## begin INPUT ROWS

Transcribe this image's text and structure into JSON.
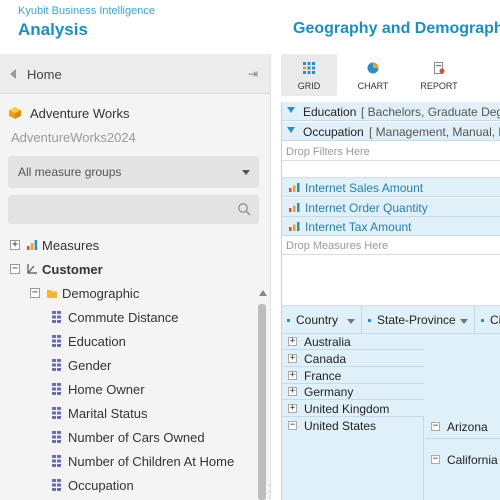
{
  "header": {
    "brand": "Kyubit Business Intelligence",
    "app_title": "Analysis",
    "report_title": "Geography and Demographic"
  },
  "sidebar": {
    "home_label": "Home",
    "cube_name": "Adventure Works",
    "database_name": "AdventureWorks2024",
    "measure_group_select": "All measure groups",
    "search_placeholder": "",
    "tree": [
      {
        "label": "Measures",
        "expander": "+",
        "icon": "bar-chart-icon"
      },
      {
        "label": "Customer",
        "expander": "−",
        "icon": "dimension-icon"
      },
      {
        "label": "Demographic",
        "expander": "−",
        "icon": "folder-icon"
      },
      {
        "label": "Commute Distance",
        "icon": "attribute-icon"
      },
      {
        "label": "Education",
        "icon": "attribute-icon"
      },
      {
        "label": "Gender",
        "icon": "attribute-icon"
      },
      {
        "label": "Home Owner",
        "icon": "attribute-icon"
      },
      {
        "label": "Marital Status",
        "icon": "attribute-icon"
      },
      {
        "label": "Number of Cars Owned",
        "icon": "attribute-icon"
      },
      {
        "label": "Number of Children At Home",
        "icon": "attribute-icon"
      },
      {
        "label": "Occupation",
        "icon": "attribute-icon"
      }
    ]
  },
  "toolbar": {
    "grid_label": "GRID",
    "chart_label": "CHART",
    "report_label": "REPORT"
  },
  "pivot": {
    "filters": [
      {
        "name": "Education",
        "value": "[ Bachelors, Graduate Degree ]"
      },
      {
        "name": "Occupation",
        "value": "[ Management, Manual, Professional ]"
      }
    ],
    "drop_filters": "Drop Filters Here",
    "measures": [
      "Internet Sales Amount",
      "Internet Order Quantity",
      "Internet Tax Amount"
    ],
    "drop_measures": "Drop Measures Here",
    "row_headers": [
      "Country",
      "State-Province",
      "City"
    ],
    "countries": [
      "Australia",
      "Canada",
      "France",
      "Germany",
      "United Kingdom"
    ],
    "expanded_country": "United States",
    "states": [
      "Arizona",
      "California"
    ]
  },
  "colors": {
    "accent": "#1a8fc0",
    "pivot_bg": "#dff0f8",
    "measure_text": "#2a7fa8"
  }
}
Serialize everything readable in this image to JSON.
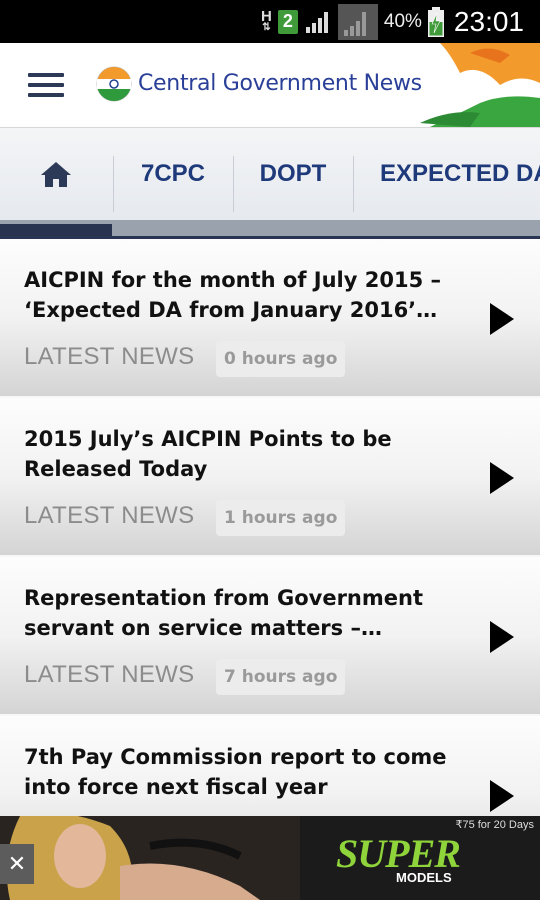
{
  "status_bar": {
    "network": "H",
    "sim": "2",
    "battery_percent": "40%",
    "time": "23:01"
  },
  "app_bar": {
    "title": "Central Government News"
  },
  "tabs": [
    {
      "label": "7CPC"
    },
    {
      "label": "DOPT"
    },
    {
      "label": "EXPECTED DA"
    }
  ],
  "news": [
    {
      "title": "AICPIN for the month of July 2015 – ‘Expected DA from January 2016’…",
      "category": "LATEST NEWS",
      "time": "0 hours ago"
    },
    {
      "title": "2015 July’s AICPIN Points to be Released Today",
      "category": "LATEST NEWS",
      "time": "1 hours ago"
    },
    {
      "title": "Representation from Government servant on service matters –…",
      "category": "LATEST NEWS",
      "time": "7 hours ago"
    },
    {
      "title": "7th Pay Commission report to come into force next fiscal year",
      "category": "",
      "time": ""
    }
  ],
  "ad": {
    "price_text": "₹75 for 20 Days",
    "brand": "SUPER",
    "sub": "MODELS",
    "close": "✕"
  },
  "colors": {
    "accent": "#1f3a7a",
    "title": "#2a3f97",
    "ad_green": "#8fd43a"
  }
}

## end INPUT ROWS

Gather every line from the listing above in which "Drop" appears, and copy those lines.

■ SOLUTION
    "drop_filters": "Drop Filters Here",
    "drop_measures": "Drop Measures Here",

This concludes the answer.